* START Provided information *
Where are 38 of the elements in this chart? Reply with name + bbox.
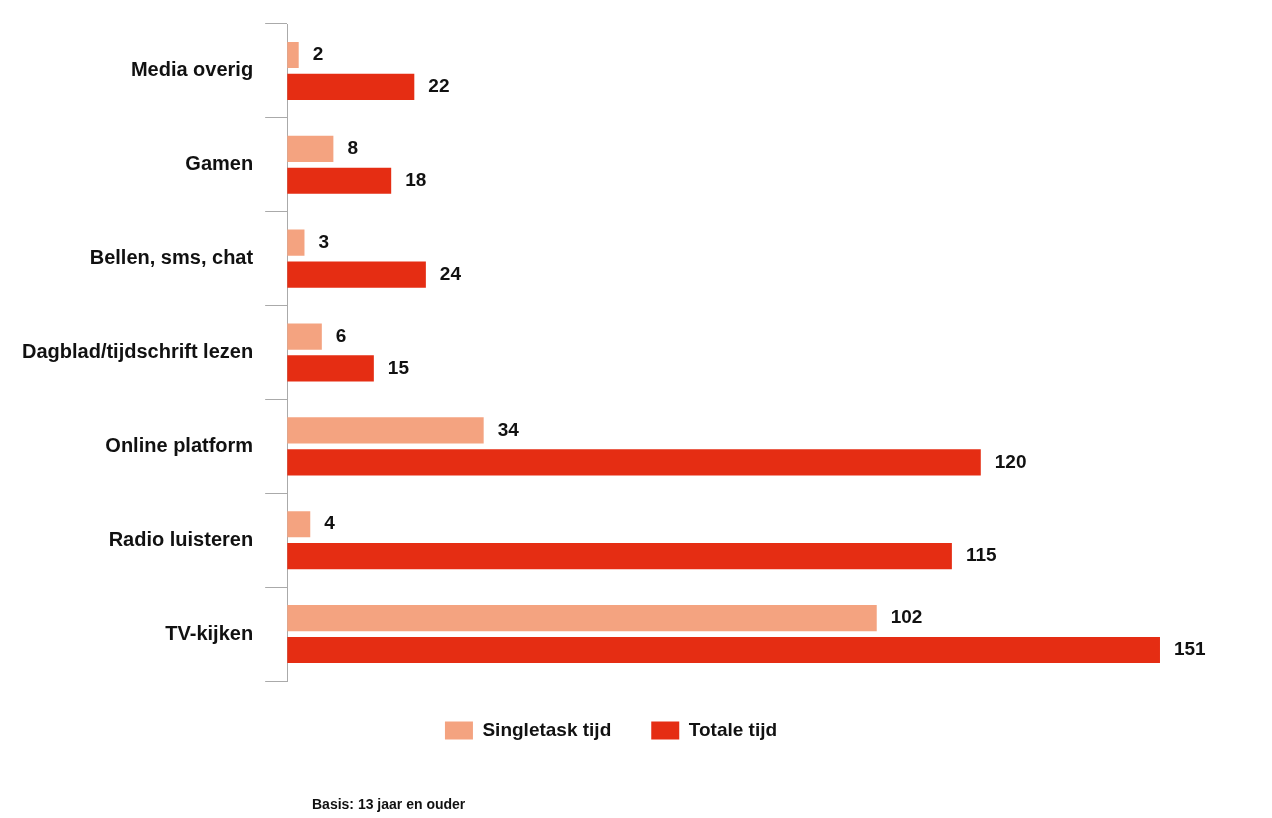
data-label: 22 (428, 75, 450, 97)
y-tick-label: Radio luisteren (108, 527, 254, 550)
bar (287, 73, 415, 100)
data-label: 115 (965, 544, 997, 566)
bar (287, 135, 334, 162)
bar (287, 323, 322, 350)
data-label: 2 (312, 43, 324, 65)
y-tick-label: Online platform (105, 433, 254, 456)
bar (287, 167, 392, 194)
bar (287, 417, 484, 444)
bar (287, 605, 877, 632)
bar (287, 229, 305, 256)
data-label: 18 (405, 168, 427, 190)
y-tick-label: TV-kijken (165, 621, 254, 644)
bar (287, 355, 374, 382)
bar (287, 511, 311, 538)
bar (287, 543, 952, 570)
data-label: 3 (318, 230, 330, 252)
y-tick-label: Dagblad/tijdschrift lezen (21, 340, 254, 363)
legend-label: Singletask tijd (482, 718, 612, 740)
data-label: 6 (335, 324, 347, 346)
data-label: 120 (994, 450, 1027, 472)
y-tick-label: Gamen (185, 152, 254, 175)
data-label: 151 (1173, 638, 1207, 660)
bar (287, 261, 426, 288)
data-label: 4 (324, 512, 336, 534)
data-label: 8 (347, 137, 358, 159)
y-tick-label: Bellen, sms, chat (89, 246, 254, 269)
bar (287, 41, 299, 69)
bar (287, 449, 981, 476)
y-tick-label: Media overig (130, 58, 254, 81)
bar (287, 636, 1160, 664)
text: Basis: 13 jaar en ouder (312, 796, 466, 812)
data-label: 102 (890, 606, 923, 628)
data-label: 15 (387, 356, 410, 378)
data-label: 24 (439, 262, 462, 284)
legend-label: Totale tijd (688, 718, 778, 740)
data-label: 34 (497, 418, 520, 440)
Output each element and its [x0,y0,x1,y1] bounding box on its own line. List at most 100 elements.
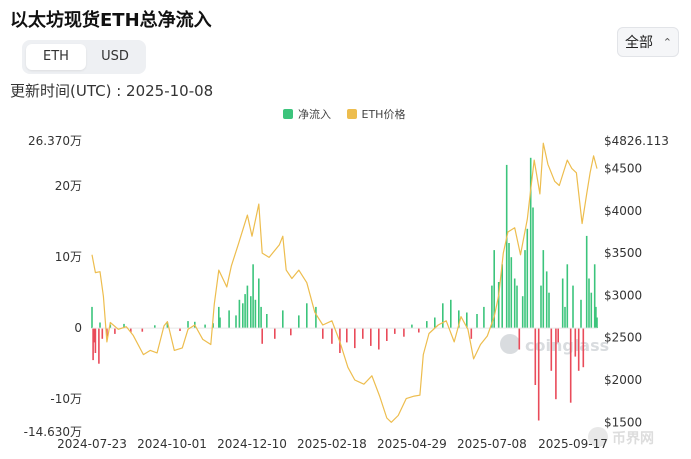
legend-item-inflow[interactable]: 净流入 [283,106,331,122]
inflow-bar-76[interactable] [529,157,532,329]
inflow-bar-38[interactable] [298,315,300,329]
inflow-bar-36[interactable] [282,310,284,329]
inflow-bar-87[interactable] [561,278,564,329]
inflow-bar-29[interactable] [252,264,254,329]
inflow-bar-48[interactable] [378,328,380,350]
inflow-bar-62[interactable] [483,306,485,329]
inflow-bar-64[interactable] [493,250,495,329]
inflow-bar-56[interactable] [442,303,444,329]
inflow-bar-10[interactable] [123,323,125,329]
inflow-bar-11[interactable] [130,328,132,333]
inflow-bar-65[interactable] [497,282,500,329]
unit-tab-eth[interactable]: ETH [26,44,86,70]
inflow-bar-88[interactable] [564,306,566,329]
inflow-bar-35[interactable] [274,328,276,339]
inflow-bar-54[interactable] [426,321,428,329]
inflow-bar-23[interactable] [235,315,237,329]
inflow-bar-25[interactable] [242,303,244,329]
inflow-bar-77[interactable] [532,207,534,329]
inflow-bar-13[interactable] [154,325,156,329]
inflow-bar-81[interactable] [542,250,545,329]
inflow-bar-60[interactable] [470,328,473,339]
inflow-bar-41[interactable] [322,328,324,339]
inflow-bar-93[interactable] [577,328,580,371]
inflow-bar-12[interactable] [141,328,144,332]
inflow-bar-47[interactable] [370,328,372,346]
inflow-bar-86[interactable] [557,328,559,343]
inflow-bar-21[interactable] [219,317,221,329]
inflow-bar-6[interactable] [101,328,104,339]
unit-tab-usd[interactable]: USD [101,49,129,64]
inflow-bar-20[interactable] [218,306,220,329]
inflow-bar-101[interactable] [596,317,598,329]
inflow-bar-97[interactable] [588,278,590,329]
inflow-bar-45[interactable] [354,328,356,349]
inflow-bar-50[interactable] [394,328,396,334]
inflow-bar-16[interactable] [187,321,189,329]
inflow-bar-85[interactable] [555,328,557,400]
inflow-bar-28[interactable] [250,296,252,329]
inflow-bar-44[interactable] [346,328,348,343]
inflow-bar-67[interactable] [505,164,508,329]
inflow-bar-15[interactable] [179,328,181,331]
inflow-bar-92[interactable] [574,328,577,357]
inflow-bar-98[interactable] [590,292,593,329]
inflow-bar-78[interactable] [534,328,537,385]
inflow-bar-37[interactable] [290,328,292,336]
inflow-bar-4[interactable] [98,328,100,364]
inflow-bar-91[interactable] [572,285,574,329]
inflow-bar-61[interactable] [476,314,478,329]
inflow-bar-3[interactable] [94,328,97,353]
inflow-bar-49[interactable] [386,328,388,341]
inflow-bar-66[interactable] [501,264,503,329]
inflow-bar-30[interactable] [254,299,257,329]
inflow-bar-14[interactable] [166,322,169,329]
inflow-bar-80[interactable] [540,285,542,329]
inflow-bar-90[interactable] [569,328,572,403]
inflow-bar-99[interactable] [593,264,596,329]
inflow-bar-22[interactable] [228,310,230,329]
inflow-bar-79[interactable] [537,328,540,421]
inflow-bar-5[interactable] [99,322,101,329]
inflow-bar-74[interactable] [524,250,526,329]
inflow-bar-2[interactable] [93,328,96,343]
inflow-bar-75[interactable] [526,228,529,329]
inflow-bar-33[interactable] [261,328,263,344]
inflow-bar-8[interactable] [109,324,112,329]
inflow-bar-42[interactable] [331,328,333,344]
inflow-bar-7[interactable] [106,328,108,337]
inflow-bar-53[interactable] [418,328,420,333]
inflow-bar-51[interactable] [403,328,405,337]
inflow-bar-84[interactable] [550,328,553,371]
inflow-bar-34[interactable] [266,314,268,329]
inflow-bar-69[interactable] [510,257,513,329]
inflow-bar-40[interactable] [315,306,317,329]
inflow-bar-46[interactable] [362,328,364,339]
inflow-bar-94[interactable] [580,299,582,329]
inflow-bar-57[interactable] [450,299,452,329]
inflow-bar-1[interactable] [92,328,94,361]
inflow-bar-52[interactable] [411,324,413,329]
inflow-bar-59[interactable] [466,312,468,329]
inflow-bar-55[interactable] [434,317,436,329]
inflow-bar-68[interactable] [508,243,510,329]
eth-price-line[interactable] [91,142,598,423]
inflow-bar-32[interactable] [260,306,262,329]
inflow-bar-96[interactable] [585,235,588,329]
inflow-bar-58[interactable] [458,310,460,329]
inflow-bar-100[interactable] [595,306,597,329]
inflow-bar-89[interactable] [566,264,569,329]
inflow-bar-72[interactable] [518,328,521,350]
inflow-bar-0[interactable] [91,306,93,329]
* END Provided information *
Work to do —
Copy all the items above again with every "data-label" swapped for "value-label" and everything else unchanged. Leave out the pictures.

The solution —
Where are 38 of the elements in this chart? Reply with name + bbox.
value-label: 22 (428, 75, 450, 97)
y-tick-label: Radio luisteren (108, 527, 254, 550)
bar (287, 73, 415, 100)
value-label: 115 (965, 544, 997, 566)
bar (287, 135, 334, 162)
bar (287, 323, 322, 350)
value-label: 2 (312, 43, 324, 65)
y-tick-label: Online platform (105, 433, 254, 456)
bar (287, 167, 392, 194)
bar (287, 417, 484, 444)
bar (287, 605, 877, 632)
bar (287, 229, 305, 256)
value-label: 18 (405, 168, 427, 190)
y-tick-label: TV-kijken (165, 621, 254, 644)
bar (287, 355, 374, 382)
bar (287, 511, 311, 538)
bar (287, 543, 952, 570)
value-label: 3 (318, 230, 330, 252)
y-tick-label: Dagblad/tijdschrift lezen (21, 340, 254, 363)
legend-label: Singletask tijd (482, 718, 612, 740)
value-label: 6 (335, 324, 347, 346)
value-label: 120 (994, 450, 1027, 472)
y-tick-label: Gamen (185, 152, 254, 175)
value-label: 151 (1173, 638, 1207, 660)
bar (287, 261, 426, 288)
value-label: 4 (324, 512, 336, 534)
value-label: 8 (347, 137, 358, 159)
y-tick-label: Bellen, sms, chat (89, 246, 254, 269)
bar (287, 41, 299, 69)
bar (287, 449, 981, 476)
y-tick-label: Media overig (130, 58, 254, 81)
bar (287, 636, 1160, 664)
text: Basis: 13 jaar en ouder (312, 796, 466, 812)
value-label: 102 (890, 606, 923, 628)
value-label: 15 (387, 356, 410, 378)
value-label: 24 (439, 262, 462, 284)
legend-label: Totale tijd (688, 718, 778, 740)
value-label: 34 (497, 418, 520, 440)
Output each element and its [x0,y0,x1,y1] bounding box on its own line. List at most 100 elements.
legend-item-inflow[interactable]: 净流入 [283,106,331,122]
inflow-bar-76[interactable] [529,157,532,329]
inflow-bar-38[interactable] [298,315,300,329]
inflow-bar-36[interactable] [282,310,284,329]
inflow-bar-87[interactable] [561,278,564,329]
inflow-bar-29[interactable] [252,264,254,329]
inflow-bar-48[interactable] [378,328,380,350]
inflow-bar-62[interactable] [483,306,485,329]
inflow-bar-64[interactable] [493,250,495,329]
inflow-bar-56[interactable] [442,303,444,329]
inflow-bar-10[interactable] [123,323,125,329]
inflow-bar-11[interactable] [130,328,132,333]
inflow-bar-65[interactable] [497,282,500,329]
unit-tab-eth[interactable]: ETH [26,44,86,70]
inflow-bar-88[interactable] [564,306,566,329]
inflow-bar-35[interactable] [274,328,276,339]
inflow-bar-54[interactable] [426,321,428,329]
inflow-bar-23[interactable] [235,315,237,329]
inflow-bar-25[interactable] [242,303,244,329]
inflow-bar-77[interactable] [532,207,534,329]
inflow-bar-13[interactable] [154,325,156,329]
inflow-bar-81[interactable] [542,250,545,329]
inflow-bar-60[interactable] [470,328,473,339]
inflow-bar-41[interactable] [322,328,324,339]
inflow-bar-93[interactable] [577,328,580,371]
inflow-bar-12[interactable] [141,328,144,332]
inflow-bar-47[interactable] [370,328,372,346]
inflow-bar-86[interactable] [557,328,559,343]
inflow-bar-21[interactable] [219,317,221,329]
inflow-bar-6[interactable] [101,328,104,339]
unit-tab-usd[interactable]: USD [101,49,129,64]
inflow-bar-20[interactable] [218,306,220,329]
inflow-bar-101[interactable] [596,317,598,329]
inflow-bar-97[interactable] [588,278,590,329]
inflow-bar-45[interactable] [354,328,356,349]
inflow-bar-50[interactable] [394,328,396,334]
inflow-bar-16[interactable] [187,321,189,329]
inflow-bar-85[interactable] [555,328,557,400]
inflow-bar-28[interactable] [250,296,252,329]
inflow-bar-44[interactable] [346,328,348,343]
inflow-bar-67[interactable] [505,164,508,329]
inflow-bar-15[interactable] [179,328,181,331]
inflow-bar-92[interactable] [574,328,577,357]
inflow-bar-98[interactable] [590,292,593,329]
inflow-bar-78[interactable] [534,328,537,385]
inflow-bar-37[interactable] [290,328,292,336]
inflow-bar-4[interactable] [98,328,100,364]
inflow-bar-91[interactable] [572,285,574,329]
inflow-bar-61[interactable] [476,314,478,329]
inflow-bar-3[interactable] [94,328,97,353]
inflow-bar-49[interactable] [386,328,388,341]
inflow-bar-66[interactable] [501,264,503,329]
inflow-bar-30[interactable] [254,299,257,329]
inflow-bar-14[interactable] [166,322,169,329]
inflow-bar-80[interactable] [540,285,542,329]
inflow-bar-90[interactable] [569,328,572,403]
inflow-bar-99[interactable] [593,264,596,329]
inflow-bar-22[interactable] [228,310,230,329]
inflow-bar-79[interactable] [537,328,540,421]
inflow-bar-5[interactable] [99,322,101,329]
inflow-bar-74[interactable] [524,250,526,329]
inflow-bar-2[interactable] [93,328,96,343]
inflow-bar-75[interactable] [526,228,529,329]
inflow-bar-33[interactable] [261,328,263,344]
inflow-bar-8[interactable] [109,324,112,329]
inflow-bar-42[interactable] [331,328,333,344]
inflow-bar-7[interactable] [106,328,108,337]
inflow-bar-53[interactable] [418,328,420,333]
inflow-bar-51[interactable] [403,328,405,337]
inflow-bar-84[interactable] [550,328,553,371]
inflow-bar-34[interactable] [266,314,268,329]
inflow-bar-69[interactable] [510,257,513,329]
inflow-bar-40[interactable] [315,306,317,329]
inflow-bar-46[interactable] [362,328,364,339]
inflow-bar-94[interactable] [580,299,582,329]
inflow-bar-57[interactable] [450,299,452,329]
inflow-bar-1[interactable] [92,328,94,361]
inflow-bar-52[interactable] [411,324,413,329]
inflow-bar-59[interactable] [466,312,468,329]
inflow-bar-55[interactable] [434,317,436,329]
inflow-bar-68[interactable] [508,243,510,329]
eth-price-line[interactable] [91,142,598,423]
inflow-bar-32[interactable] [260,306,262,329]
inflow-bar-96[interactable] [585,235,588,329]
inflow-bar-58[interactable] [458,310,460,329]
inflow-bar-100[interactable] [595,306,597,329]
inflow-bar-89[interactable] [566,264,569,329]
inflow-bar-72[interactable] [518,328,521,350]
inflow-bar-0[interactable] [91,306,93,329]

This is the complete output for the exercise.